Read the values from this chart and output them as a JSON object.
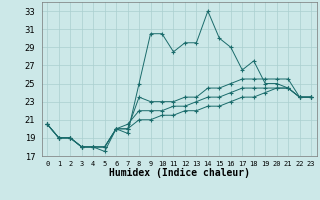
{
  "xlabel": "Humidex (Indice chaleur)",
  "bg_color": "#cce8e8",
  "line_color": "#1a6b6b",
  "grid_color": "#aacfcf",
  "xlim": [
    -0.5,
    23.5
  ],
  "ylim": [
    17,
    34
  ],
  "yticks": [
    17,
    19,
    21,
    23,
    25,
    27,
    29,
    31,
    33
  ],
  "xticks": [
    0,
    1,
    2,
    3,
    4,
    5,
    6,
    7,
    8,
    9,
    10,
    11,
    12,
    13,
    14,
    15,
    16,
    17,
    18,
    19,
    20,
    21,
    22,
    23
  ],
  "xtick_labels": [
    "0",
    "1",
    "2",
    "3",
    "4",
    "5",
    "6",
    "7",
    "8",
    "9",
    "10",
    "11",
    "12",
    "13",
    "14",
    "15",
    "16",
    "17",
    "18",
    "19",
    "20",
    "21",
    "22",
    "23"
  ],
  "series": [
    [
      20.5,
      19.0,
      19.0,
      18.0,
      18.0,
      18.0,
      20.0,
      19.5,
      25.0,
      30.5,
      30.5,
      28.5,
      29.5,
      29.5,
      33.0,
      30.0,
      29.0,
      26.5,
      27.5,
      25.0,
      25.0,
      24.5,
      23.5,
      23.5
    ],
    [
      20.5,
      19.0,
      19.0,
      18.0,
      18.0,
      18.0,
      20.0,
      20.0,
      23.5,
      23.0,
      23.0,
      23.0,
      23.5,
      23.5,
      24.5,
      24.5,
      25.0,
      25.5,
      25.5,
      25.5,
      25.5,
      25.5,
      23.5,
      23.5
    ],
    [
      20.5,
      19.0,
      19.0,
      18.0,
      18.0,
      18.0,
      20.0,
      20.5,
      22.0,
      22.0,
      22.0,
      22.5,
      22.5,
      23.0,
      23.5,
      23.5,
      24.0,
      24.5,
      24.5,
      24.5,
      24.5,
      24.5,
      23.5,
      23.5
    ],
    [
      20.5,
      19.0,
      19.0,
      18.0,
      18.0,
      17.5,
      20.0,
      20.0,
      21.0,
      21.0,
      21.5,
      21.5,
      22.0,
      22.0,
      22.5,
      22.5,
      23.0,
      23.5,
      23.5,
      24.0,
      24.5,
      24.5,
      23.5,
      23.5
    ]
  ]
}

_Written exercise_
With the pictures omitted, reproduce the records in full and exactly.

_Written solution_
Read the values from this chart and output them as a JSON object.
{
  "xlabel": "Humidex (Indice chaleur)",
  "bg_color": "#cce8e8",
  "line_color": "#1a6b6b",
  "grid_color": "#aacfcf",
  "xlim": [
    -0.5,
    23.5
  ],
  "ylim": [
    17,
    34
  ],
  "yticks": [
    17,
    19,
    21,
    23,
    25,
    27,
    29,
    31,
    33
  ],
  "xticks": [
    0,
    1,
    2,
    3,
    4,
    5,
    6,
    7,
    8,
    9,
    10,
    11,
    12,
    13,
    14,
    15,
    16,
    17,
    18,
    19,
    20,
    21,
    22,
    23
  ],
  "xtick_labels": [
    "0",
    "1",
    "2",
    "3",
    "4",
    "5",
    "6",
    "7",
    "8",
    "9",
    "10",
    "11",
    "12",
    "13",
    "14",
    "15",
    "16",
    "17",
    "18",
    "19",
    "20",
    "21",
    "22",
    "23"
  ],
  "series": [
    [
      20.5,
      19.0,
      19.0,
      18.0,
      18.0,
      18.0,
      20.0,
      19.5,
      25.0,
      30.5,
      30.5,
      28.5,
      29.5,
      29.5,
      33.0,
      30.0,
      29.0,
      26.5,
      27.5,
      25.0,
      25.0,
      24.5,
      23.5,
      23.5
    ],
    [
      20.5,
      19.0,
      19.0,
      18.0,
      18.0,
      18.0,
      20.0,
      20.0,
      23.5,
      23.0,
      23.0,
      23.0,
      23.5,
      23.5,
      24.5,
      24.5,
      25.0,
      25.5,
      25.5,
      25.5,
      25.5,
      25.5,
      23.5,
      23.5
    ],
    [
      20.5,
      19.0,
      19.0,
      18.0,
      18.0,
      18.0,
      20.0,
      20.5,
      22.0,
      22.0,
      22.0,
      22.5,
      22.5,
      23.0,
      23.5,
      23.5,
      24.0,
      24.5,
      24.5,
      24.5,
      24.5,
      24.5,
      23.5,
      23.5
    ],
    [
      20.5,
      19.0,
      19.0,
      18.0,
      18.0,
      17.5,
      20.0,
      20.0,
      21.0,
      21.0,
      21.5,
      21.5,
      22.0,
      22.0,
      22.5,
      22.5,
      23.0,
      23.5,
      23.5,
      24.0,
      24.5,
      24.5,
      23.5,
      23.5
    ]
  ]
}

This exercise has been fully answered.